• **What you need to do**: Find and return each line containing "Default".

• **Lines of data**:
+++++

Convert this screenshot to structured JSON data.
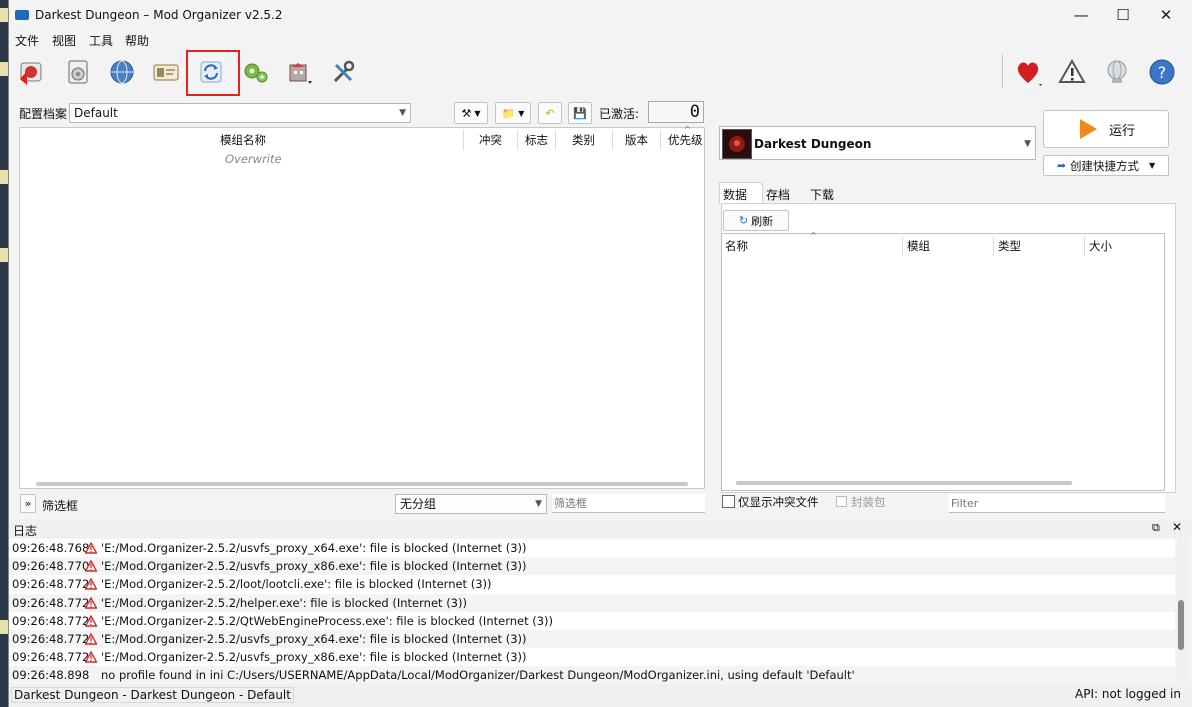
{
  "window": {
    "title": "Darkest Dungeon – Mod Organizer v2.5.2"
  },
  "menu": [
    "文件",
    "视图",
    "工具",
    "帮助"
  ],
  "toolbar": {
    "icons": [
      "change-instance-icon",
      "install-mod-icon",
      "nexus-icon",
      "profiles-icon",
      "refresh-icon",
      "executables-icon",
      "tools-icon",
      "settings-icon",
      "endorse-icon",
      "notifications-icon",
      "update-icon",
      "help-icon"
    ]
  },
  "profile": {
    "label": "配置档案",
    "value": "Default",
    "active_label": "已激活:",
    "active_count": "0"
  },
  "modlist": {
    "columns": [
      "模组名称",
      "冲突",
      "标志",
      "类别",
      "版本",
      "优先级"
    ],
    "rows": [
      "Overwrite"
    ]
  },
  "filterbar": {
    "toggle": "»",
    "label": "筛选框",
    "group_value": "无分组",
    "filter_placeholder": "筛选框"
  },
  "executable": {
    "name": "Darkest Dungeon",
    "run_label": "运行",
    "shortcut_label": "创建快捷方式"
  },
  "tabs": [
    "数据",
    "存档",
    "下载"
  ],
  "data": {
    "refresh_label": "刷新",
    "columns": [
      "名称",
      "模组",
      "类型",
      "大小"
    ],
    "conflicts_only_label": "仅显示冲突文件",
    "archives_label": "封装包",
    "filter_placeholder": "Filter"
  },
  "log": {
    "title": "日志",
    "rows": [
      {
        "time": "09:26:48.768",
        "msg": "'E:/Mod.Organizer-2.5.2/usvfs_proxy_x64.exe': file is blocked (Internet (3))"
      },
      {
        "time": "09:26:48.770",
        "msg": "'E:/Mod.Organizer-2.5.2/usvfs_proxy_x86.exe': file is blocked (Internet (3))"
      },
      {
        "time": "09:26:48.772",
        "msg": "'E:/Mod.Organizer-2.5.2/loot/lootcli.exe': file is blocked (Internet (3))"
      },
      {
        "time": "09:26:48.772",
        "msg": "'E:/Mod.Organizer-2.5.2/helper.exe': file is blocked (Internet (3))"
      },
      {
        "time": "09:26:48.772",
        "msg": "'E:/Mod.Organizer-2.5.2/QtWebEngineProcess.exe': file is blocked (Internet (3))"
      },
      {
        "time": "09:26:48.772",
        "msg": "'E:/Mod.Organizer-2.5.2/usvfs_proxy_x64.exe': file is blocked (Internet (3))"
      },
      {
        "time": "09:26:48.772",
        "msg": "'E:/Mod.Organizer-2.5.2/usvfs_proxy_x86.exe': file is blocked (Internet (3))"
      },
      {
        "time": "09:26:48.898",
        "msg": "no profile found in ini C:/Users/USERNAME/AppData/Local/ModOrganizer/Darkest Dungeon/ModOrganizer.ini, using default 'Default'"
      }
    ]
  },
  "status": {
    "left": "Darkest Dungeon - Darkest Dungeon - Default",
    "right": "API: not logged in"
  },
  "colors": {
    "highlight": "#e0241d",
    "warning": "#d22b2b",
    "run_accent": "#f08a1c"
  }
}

+++++

• **Written response**:
    "value": "Default",
        "msg": "no profile found in ini C:/Users/USERNAME/AppData/Local/ModOrganizer/Darkest Dungeon/ModOrganizer.ini, using default 'Default'"
    "left": "Darkest Dungeon - Darkest Dungeon - Default",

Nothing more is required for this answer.